• Task details
Wherever a line holds the word "LMSs", copy that line out.

● ● ● ● ● ● ●

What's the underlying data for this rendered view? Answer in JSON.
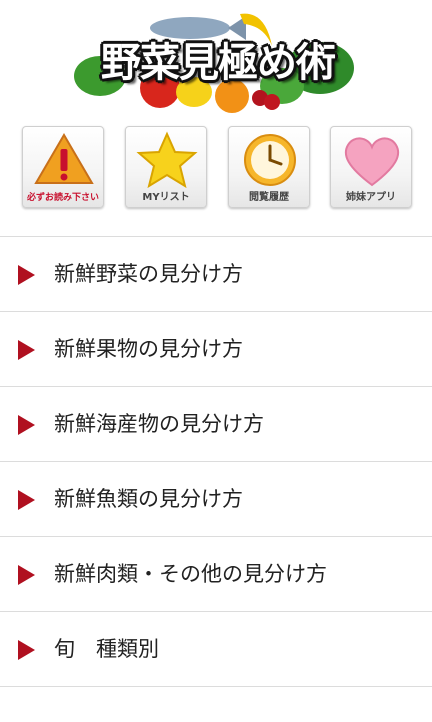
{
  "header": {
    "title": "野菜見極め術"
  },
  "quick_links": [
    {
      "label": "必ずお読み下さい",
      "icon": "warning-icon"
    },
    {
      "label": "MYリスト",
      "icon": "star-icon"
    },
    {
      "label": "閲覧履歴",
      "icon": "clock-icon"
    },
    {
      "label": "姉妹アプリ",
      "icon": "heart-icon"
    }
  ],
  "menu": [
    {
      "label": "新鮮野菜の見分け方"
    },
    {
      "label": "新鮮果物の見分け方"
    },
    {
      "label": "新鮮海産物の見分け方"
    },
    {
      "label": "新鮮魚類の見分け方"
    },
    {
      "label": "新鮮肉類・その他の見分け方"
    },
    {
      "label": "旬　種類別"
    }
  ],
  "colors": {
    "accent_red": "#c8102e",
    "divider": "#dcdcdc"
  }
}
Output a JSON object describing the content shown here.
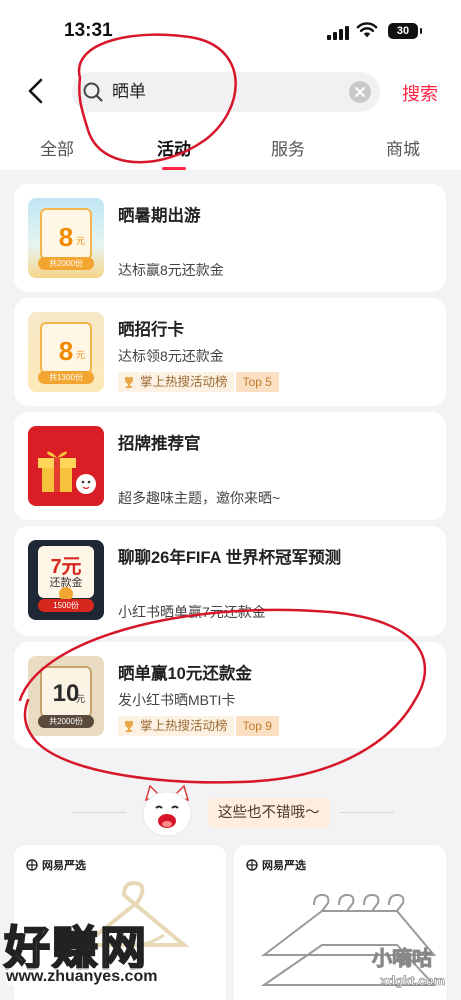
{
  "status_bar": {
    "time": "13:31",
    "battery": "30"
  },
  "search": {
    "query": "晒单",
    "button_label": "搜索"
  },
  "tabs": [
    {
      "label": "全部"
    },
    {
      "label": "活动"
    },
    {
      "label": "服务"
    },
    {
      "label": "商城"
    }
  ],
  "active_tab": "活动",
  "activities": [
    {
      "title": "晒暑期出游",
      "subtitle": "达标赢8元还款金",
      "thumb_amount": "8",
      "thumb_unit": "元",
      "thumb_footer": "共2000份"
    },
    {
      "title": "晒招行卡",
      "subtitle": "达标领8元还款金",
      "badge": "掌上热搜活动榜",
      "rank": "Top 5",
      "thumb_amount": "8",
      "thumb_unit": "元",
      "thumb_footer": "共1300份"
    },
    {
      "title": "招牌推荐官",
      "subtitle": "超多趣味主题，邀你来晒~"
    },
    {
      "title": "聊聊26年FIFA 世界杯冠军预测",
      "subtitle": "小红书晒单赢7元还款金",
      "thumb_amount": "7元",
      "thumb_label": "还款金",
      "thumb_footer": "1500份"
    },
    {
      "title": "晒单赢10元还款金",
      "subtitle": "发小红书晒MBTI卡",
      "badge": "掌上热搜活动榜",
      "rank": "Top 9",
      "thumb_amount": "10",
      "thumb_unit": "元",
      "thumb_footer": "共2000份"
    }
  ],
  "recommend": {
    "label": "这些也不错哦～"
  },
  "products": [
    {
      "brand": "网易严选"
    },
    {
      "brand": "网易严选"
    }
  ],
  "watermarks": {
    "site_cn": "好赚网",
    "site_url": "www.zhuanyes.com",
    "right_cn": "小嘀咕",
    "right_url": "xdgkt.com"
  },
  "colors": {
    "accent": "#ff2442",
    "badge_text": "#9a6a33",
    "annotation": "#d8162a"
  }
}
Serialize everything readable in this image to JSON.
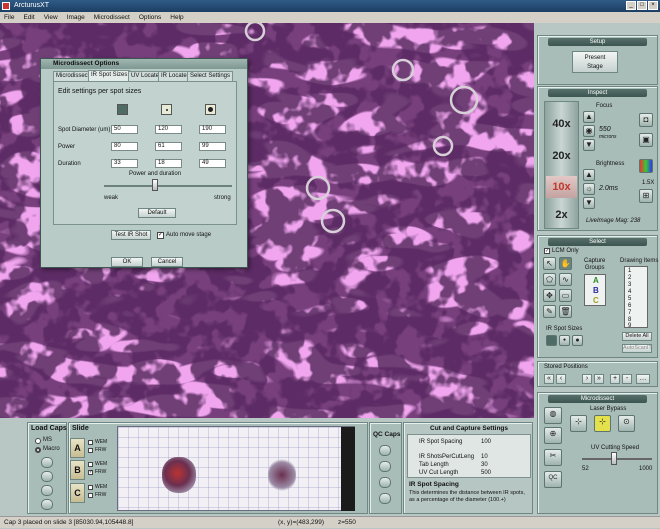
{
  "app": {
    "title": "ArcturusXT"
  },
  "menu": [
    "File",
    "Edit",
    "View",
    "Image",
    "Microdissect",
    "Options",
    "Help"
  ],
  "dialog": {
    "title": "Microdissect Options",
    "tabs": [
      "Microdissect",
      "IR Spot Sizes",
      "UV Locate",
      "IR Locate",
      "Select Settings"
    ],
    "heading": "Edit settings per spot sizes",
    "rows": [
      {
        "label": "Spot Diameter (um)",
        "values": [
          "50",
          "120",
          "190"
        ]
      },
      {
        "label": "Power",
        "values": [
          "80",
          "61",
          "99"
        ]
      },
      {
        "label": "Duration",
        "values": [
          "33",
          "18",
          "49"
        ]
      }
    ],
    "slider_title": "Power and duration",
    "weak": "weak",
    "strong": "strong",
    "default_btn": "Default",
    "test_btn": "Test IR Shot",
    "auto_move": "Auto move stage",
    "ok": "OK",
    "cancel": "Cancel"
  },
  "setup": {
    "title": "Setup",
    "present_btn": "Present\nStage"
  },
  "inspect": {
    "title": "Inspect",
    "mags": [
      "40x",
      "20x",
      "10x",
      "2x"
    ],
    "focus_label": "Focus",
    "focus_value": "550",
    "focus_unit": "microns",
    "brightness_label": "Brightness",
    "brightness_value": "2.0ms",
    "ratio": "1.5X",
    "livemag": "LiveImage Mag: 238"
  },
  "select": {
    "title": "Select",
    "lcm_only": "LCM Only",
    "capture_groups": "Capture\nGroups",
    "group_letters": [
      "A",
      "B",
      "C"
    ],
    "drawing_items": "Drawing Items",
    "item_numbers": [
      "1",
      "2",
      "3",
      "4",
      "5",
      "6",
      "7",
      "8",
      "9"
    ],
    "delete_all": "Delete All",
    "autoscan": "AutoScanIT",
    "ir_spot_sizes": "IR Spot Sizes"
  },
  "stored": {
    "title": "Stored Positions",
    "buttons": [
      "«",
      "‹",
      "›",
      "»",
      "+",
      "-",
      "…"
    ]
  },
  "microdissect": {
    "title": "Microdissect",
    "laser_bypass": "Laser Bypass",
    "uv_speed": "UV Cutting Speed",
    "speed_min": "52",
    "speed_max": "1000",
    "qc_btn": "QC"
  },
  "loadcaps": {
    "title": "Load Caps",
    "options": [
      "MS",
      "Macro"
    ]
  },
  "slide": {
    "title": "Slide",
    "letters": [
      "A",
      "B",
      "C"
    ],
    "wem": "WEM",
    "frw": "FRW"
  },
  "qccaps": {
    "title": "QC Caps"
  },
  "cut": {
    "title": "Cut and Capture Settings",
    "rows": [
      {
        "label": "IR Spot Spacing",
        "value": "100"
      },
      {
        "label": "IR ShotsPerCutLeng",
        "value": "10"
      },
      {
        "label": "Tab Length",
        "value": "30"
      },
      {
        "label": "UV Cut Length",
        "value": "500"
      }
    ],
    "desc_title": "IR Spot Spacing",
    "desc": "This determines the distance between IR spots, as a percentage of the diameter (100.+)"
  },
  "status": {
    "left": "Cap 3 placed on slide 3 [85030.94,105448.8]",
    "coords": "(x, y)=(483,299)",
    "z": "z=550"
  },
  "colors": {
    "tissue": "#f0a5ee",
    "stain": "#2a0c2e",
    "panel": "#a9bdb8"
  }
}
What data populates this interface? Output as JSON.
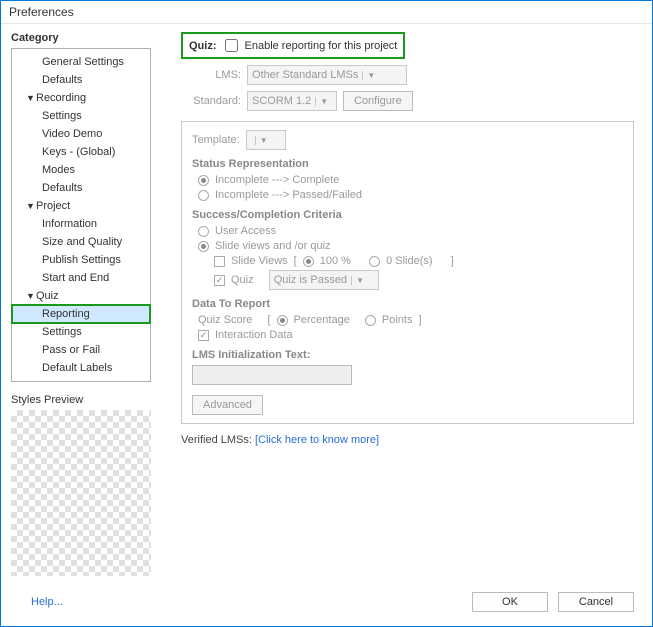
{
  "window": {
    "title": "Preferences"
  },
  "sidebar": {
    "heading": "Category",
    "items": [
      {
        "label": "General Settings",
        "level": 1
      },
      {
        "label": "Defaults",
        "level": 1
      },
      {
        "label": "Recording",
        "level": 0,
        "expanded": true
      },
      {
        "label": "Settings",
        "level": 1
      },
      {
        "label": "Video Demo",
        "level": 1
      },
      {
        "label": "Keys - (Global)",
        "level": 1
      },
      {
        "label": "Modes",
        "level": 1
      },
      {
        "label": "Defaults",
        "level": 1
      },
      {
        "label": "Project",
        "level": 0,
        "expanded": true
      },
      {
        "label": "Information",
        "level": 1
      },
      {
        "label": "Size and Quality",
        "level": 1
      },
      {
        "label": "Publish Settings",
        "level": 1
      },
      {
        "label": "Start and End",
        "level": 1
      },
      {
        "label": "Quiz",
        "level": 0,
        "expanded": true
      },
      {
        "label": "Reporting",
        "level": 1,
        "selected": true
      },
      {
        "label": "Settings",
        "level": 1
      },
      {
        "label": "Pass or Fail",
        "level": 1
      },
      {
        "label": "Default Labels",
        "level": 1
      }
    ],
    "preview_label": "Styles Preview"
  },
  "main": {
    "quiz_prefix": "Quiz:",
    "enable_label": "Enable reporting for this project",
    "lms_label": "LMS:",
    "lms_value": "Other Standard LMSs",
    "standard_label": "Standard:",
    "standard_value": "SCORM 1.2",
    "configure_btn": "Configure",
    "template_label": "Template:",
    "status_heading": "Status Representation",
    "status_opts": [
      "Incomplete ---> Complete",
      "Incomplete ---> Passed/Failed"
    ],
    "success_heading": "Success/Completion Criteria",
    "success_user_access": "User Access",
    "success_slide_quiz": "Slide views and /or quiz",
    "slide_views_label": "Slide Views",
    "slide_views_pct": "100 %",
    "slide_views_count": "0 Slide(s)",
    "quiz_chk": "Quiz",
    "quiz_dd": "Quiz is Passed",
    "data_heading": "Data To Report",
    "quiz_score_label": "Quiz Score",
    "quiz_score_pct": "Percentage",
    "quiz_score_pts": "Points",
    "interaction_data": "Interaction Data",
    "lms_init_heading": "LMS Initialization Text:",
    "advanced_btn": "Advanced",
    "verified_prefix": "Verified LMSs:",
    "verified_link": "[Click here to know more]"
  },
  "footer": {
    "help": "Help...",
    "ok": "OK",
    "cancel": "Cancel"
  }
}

● ● ● ● ● ● ●

• Final answer
    "lms_value": "Other Standard LMSs",
    "verified_prefix": "Verified LMSs:",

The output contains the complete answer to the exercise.